→ **Structured figure records**
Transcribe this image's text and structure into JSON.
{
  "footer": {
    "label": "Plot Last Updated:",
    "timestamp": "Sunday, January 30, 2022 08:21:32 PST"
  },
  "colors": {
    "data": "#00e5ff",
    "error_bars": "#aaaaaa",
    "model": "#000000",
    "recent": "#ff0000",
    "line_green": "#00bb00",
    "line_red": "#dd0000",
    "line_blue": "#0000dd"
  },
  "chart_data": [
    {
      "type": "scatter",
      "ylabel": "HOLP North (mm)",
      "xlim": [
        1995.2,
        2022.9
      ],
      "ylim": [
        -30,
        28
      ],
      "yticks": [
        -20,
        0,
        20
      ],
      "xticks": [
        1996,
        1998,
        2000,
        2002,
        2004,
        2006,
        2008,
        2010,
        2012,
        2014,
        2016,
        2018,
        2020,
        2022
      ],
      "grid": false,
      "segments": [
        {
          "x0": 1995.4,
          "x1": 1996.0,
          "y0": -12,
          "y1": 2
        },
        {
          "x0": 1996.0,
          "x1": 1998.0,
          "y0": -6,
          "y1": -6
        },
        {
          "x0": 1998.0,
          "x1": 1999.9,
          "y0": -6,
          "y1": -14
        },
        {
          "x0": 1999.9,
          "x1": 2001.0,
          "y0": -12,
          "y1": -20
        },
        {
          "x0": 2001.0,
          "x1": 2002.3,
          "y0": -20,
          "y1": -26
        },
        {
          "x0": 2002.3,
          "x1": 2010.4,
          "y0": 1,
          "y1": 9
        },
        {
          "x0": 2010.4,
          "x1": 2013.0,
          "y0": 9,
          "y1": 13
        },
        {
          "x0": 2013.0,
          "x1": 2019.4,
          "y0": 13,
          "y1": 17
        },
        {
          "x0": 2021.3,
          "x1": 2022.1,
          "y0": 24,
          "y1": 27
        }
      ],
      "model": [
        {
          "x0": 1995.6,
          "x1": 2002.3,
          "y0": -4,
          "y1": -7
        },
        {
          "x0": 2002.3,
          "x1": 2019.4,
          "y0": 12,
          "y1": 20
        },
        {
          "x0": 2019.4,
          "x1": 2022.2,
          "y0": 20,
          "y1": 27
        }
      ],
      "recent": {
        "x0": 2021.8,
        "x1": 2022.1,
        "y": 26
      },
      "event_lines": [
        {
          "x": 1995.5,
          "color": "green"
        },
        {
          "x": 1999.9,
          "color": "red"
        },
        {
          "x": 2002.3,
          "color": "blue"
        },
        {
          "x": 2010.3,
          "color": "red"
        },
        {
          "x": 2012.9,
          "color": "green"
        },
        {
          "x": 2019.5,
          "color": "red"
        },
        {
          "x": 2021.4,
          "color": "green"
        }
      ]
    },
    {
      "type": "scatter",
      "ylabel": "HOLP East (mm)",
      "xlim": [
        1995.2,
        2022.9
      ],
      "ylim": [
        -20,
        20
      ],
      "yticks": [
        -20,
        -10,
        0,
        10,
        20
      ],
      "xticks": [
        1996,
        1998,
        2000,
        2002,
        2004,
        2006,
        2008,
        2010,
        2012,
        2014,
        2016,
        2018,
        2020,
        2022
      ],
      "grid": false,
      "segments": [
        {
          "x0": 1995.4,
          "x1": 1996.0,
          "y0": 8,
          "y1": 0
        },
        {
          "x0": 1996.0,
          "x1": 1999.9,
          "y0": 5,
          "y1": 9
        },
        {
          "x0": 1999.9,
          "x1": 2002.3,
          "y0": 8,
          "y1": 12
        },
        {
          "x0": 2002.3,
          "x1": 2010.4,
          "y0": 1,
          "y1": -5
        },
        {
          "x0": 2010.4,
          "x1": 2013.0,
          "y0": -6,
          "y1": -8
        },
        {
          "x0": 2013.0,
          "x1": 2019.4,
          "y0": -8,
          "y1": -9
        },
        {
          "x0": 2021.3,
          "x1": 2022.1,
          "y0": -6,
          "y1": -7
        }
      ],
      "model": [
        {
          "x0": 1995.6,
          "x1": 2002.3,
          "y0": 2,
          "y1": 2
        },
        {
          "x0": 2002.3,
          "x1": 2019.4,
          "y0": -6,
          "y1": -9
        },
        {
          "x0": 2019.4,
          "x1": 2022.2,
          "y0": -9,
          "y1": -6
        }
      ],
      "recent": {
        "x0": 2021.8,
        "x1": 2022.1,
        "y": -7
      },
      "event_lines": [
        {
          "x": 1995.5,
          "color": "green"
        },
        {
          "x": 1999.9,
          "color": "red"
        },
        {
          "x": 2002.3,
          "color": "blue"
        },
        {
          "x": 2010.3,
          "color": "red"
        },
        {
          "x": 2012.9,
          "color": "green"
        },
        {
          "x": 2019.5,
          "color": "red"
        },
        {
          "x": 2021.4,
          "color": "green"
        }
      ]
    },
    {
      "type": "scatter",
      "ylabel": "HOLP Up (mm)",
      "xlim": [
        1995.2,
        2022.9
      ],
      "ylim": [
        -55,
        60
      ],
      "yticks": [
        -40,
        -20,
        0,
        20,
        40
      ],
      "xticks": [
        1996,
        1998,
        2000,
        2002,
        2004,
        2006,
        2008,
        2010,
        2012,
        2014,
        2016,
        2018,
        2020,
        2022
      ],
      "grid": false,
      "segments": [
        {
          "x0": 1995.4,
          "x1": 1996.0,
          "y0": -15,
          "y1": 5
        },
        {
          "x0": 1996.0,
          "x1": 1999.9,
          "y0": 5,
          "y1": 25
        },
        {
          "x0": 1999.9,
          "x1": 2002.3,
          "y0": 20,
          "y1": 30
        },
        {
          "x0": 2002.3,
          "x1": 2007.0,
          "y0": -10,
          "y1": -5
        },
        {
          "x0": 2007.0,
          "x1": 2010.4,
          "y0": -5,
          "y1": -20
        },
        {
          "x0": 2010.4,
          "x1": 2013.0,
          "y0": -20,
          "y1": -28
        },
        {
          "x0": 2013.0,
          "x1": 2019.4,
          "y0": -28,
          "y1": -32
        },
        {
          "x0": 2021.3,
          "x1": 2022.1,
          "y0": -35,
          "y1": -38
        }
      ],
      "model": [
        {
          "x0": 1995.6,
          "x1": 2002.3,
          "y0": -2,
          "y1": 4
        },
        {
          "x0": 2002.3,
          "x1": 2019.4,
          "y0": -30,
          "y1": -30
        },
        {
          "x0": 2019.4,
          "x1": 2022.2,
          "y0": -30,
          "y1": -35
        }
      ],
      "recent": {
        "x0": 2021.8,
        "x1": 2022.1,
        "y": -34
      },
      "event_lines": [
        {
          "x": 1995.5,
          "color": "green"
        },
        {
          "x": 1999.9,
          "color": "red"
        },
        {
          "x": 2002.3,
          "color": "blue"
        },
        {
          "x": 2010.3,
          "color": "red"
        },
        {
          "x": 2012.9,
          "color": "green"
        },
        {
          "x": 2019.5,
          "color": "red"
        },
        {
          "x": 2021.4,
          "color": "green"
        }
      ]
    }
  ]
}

→ **Aim**
Type the material above out again, exactly.

→ **In response**
Transcribe this image's text and structure into JSON.
{
  "footer": {
    "label": "Plot Last Updated:",
    "timestamp": "Sunday, January 30, 2022 08:21:32 PST"
  },
  "colors": {
    "data": "#00e5ff",
    "error_bars": "#aaaaaa",
    "model": "#000000",
    "recent": "#ff0000",
    "line_green": "#00bb00",
    "line_red": "#dd0000",
    "line_blue": "#0000dd"
  },
  "chart_data": [
    {
      "type": "scatter",
      "ylabel": "HOLP North (mm)",
      "xlim": [
        1995.2,
        2022.9
      ],
      "ylim": [
        -30,
        28
      ],
      "yticks": [
        -20,
        0,
        20
      ],
      "xticks": [
        1996,
        1998,
        2000,
        2002,
        2004,
        2006,
        2008,
        2010,
        2012,
        2014,
        2016,
        2018,
        2020,
        2022
      ],
      "grid": false,
      "segments": [
        {
          "x0": 1995.4,
          "x1": 1996.0,
          "y0": -12,
          "y1": 2
        },
        {
          "x0": 1996.0,
          "x1": 1998.0,
          "y0": -6,
          "y1": -6
        },
        {
          "x0": 1998.0,
          "x1": 1999.9,
          "y0": -6,
          "y1": -14
        },
        {
          "x0": 1999.9,
          "x1": 2001.0,
          "y0": -12,
          "y1": -20
        },
        {
          "x0": 2001.0,
          "x1": 2002.3,
          "y0": -20,
          "y1": -26
        },
        {
          "x0": 2002.3,
          "x1": 2010.4,
          "y0": 1,
          "y1": 9
        },
        {
          "x0": 2010.4,
          "x1": 2013.0,
          "y0": 9,
          "y1": 13
        },
        {
          "x0": 2013.0,
          "x1": 2019.4,
          "y0": 13,
          "y1": 17
        },
        {
          "x0": 2021.3,
          "x1": 2022.1,
          "y0": 24,
          "y1": 27
        }
      ],
      "model": [
        {
          "x0": 1995.6,
          "x1": 2002.3,
          "y0": -4,
          "y1": -7
        },
        {
          "x0": 2002.3,
          "x1": 2019.4,
          "y0": 12,
          "y1": 20
        },
        {
          "x0": 2019.4,
          "x1": 2022.2,
          "y0": 20,
          "y1": 27
        }
      ],
      "recent": {
        "x0": 2021.8,
        "x1": 2022.1,
        "y": 26
      },
      "event_lines": [
        {
          "x": 1995.5,
          "color": "green"
        },
        {
          "x": 1999.9,
          "color": "red"
        },
        {
          "x": 2002.3,
          "color": "blue"
        },
        {
          "x": 2010.3,
          "color": "red"
        },
        {
          "x": 2012.9,
          "color": "green"
        },
        {
          "x": 2019.5,
          "color": "red"
        },
        {
          "x": 2021.4,
          "color": "green"
        }
      ]
    },
    {
      "type": "scatter",
      "ylabel": "HOLP East (mm)",
      "xlim": [
        1995.2,
        2022.9
      ],
      "ylim": [
        -20,
        20
      ],
      "yticks": [
        -20,
        -10,
        0,
        10,
        20
      ],
      "xticks": [
        1996,
        1998,
        2000,
        2002,
        2004,
        2006,
        2008,
        2010,
        2012,
        2014,
        2016,
        2018,
        2020,
        2022
      ],
      "grid": false,
      "segments": [
        {
          "x0": 1995.4,
          "x1": 1996.0,
          "y0": 8,
          "y1": 0
        },
        {
          "x0": 1996.0,
          "x1": 1999.9,
          "y0": 5,
          "y1": 9
        },
        {
          "x0": 1999.9,
          "x1": 2002.3,
          "y0": 8,
          "y1": 12
        },
        {
          "x0": 2002.3,
          "x1": 2010.4,
          "y0": 1,
          "y1": -5
        },
        {
          "x0": 2010.4,
          "x1": 2013.0,
          "y0": -6,
          "y1": -8
        },
        {
          "x0": 2013.0,
          "x1": 2019.4,
          "y0": -8,
          "y1": -9
        },
        {
          "x0": 2021.3,
          "x1": 2022.1,
          "y0": -6,
          "y1": -7
        }
      ],
      "model": [
        {
          "x0": 1995.6,
          "x1": 2002.3,
          "y0": 2,
          "y1": 2
        },
        {
          "x0": 2002.3,
          "x1": 2019.4,
          "y0": -6,
          "y1": -9
        },
        {
          "x0": 2019.4,
          "x1": 2022.2,
          "y0": -9,
          "y1": -6
        }
      ],
      "recent": {
        "x0": 2021.8,
        "x1": 2022.1,
        "y": -7
      },
      "event_lines": [
        {
          "x": 1995.5,
          "color": "green"
        },
        {
          "x": 1999.9,
          "color": "red"
        },
        {
          "x": 2002.3,
          "color": "blue"
        },
        {
          "x": 2010.3,
          "color": "red"
        },
        {
          "x": 2012.9,
          "color": "green"
        },
        {
          "x": 2019.5,
          "color": "red"
        },
        {
          "x": 2021.4,
          "color": "green"
        }
      ]
    },
    {
      "type": "scatter",
      "ylabel": "HOLP Up (mm)",
      "xlim": [
        1995.2,
        2022.9
      ],
      "ylim": [
        -55,
        60
      ],
      "yticks": [
        -40,
        -20,
        0,
        20,
        40
      ],
      "xticks": [
        1996,
        1998,
        2000,
        2002,
        2004,
        2006,
        2008,
        2010,
        2012,
        2014,
        2016,
        2018,
        2020,
        2022
      ],
      "grid": false,
      "segments": [
        {
          "x0": 1995.4,
          "x1": 1996.0,
          "y0": -15,
          "y1": 5
        },
        {
          "x0": 1996.0,
          "x1": 1999.9,
          "y0": 5,
          "y1": 25
        },
        {
          "x0": 1999.9,
          "x1": 2002.3,
          "y0": 20,
          "y1": 30
        },
        {
          "x0": 2002.3,
          "x1": 2007.0,
          "y0": -10,
          "y1": -5
        },
        {
          "x0": 2007.0,
          "x1": 2010.4,
          "y0": -5,
          "y1": -20
        },
        {
          "x0": 2010.4,
          "x1": 2013.0,
          "y0": -20,
          "y1": -28
        },
        {
          "x0": 2013.0,
          "x1": 2019.4,
          "y0": -28,
          "y1": -32
        },
        {
          "x0": 2021.3,
          "x1": 2022.1,
          "y0": -35,
          "y1": -38
        }
      ],
      "model": [
        {
          "x0": 1995.6,
          "x1": 2002.3,
          "y0": -2,
          "y1": 4
        },
        {
          "x0": 2002.3,
          "x1": 2019.4,
          "y0": -30,
          "y1": -30
        },
        {
          "x0": 2019.4,
          "x1": 2022.2,
          "y0": -30,
          "y1": -35
        }
      ],
      "recent": {
        "x0": 2021.8,
        "x1": 2022.1,
        "y": -34
      },
      "event_lines": [
        {
          "x": 1995.5,
          "color": "green"
        },
        {
          "x": 1999.9,
          "color": "red"
        },
        {
          "x": 2002.3,
          "color": "blue"
        },
        {
          "x": 2010.3,
          "color": "red"
        },
        {
          "x": 2012.9,
          "color": "green"
        },
        {
          "x": 2019.5,
          "color": "red"
        },
        {
          "x": 2021.4,
          "color": "green"
        }
      ]
    }
  ]
}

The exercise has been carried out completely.